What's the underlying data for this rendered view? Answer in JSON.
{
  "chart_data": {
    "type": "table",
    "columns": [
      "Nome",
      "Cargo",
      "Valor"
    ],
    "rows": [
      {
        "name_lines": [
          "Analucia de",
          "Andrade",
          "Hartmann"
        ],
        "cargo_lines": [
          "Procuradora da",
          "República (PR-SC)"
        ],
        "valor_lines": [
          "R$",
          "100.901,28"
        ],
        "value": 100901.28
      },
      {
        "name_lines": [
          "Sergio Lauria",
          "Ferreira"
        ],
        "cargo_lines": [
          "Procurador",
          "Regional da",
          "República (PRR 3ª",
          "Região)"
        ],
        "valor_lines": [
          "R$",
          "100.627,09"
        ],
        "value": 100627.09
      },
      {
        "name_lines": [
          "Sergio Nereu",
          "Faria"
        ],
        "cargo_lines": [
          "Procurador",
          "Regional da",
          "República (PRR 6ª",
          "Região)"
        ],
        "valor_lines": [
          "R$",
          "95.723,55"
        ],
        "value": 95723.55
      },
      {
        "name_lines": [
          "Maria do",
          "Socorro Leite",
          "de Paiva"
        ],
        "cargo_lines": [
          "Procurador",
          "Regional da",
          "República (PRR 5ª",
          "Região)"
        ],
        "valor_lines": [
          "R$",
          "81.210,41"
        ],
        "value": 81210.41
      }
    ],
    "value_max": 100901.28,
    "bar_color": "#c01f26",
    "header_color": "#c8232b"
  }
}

● ● ● ● ● ● ●

## DESCRIPTION OF THE TASK
Extract each entry in full, exactly as given.

## SOLUTION FOR THIS PROBLEM
What's the underlying data for this rendered view? Answer in JSON.
{
  "chart_data": {
    "type": "table",
    "columns": [
      "Nome",
      "Cargo",
      "Valor"
    ],
    "rows": [
      {
        "name_lines": [
          "Analucia de",
          "Andrade",
          "Hartmann"
        ],
        "cargo_lines": [
          "Procuradora da",
          "República (PR-SC)"
        ],
        "valor_lines": [
          "R$",
          "100.901,28"
        ],
        "value": 100901.28
      },
      {
        "name_lines": [
          "Sergio Lauria",
          "Ferreira"
        ],
        "cargo_lines": [
          "Procurador",
          "Regional da",
          "República (PRR 3ª",
          "Região)"
        ],
        "valor_lines": [
          "R$",
          "100.627,09"
        ],
        "value": 100627.09
      },
      {
        "name_lines": [
          "Sergio Nereu",
          "Faria"
        ],
        "cargo_lines": [
          "Procurador",
          "Regional da",
          "República (PRR 6ª",
          "Região)"
        ],
        "valor_lines": [
          "R$",
          "95.723,55"
        ],
        "value": 95723.55
      },
      {
        "name_lines": [
          "Maria do",
          "Socorro Leite",
          "de Paiva"
        ],
        "cargo_lines": [
          "Procurador",
          "Regional da",
          "República (PRR 5ª",
          "Região)"
        ],
        "valor_lines": [
          "R$",
          "81.210,41"
        ],
        "value": 81210.41
      }
    ],
    "value_max": 100901.28,
    "bar_color": "#c01f26",
    "header_color": "#c8232b"
  }
}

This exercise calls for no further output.